**GIVEN RECORDS**
§
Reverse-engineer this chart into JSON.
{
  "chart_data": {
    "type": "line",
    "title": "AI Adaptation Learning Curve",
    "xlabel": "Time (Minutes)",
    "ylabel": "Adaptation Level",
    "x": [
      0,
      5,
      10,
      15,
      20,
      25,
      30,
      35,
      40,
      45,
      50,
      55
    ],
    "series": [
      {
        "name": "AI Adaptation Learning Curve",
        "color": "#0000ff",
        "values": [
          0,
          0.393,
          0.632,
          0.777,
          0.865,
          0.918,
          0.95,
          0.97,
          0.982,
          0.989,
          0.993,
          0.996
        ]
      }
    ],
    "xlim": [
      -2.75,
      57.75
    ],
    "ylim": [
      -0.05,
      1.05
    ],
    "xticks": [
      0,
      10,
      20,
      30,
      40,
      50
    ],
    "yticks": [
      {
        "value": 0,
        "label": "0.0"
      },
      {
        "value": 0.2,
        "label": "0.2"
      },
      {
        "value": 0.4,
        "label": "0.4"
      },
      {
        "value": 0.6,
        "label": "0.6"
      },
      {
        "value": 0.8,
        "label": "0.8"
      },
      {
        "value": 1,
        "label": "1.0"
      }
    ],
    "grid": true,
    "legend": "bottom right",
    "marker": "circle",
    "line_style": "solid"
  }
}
§
**DIRECTIVE**
Count each line where the string "Learning" occurs, and write only the number.

**SOLUTION FOR THIS TASK**
2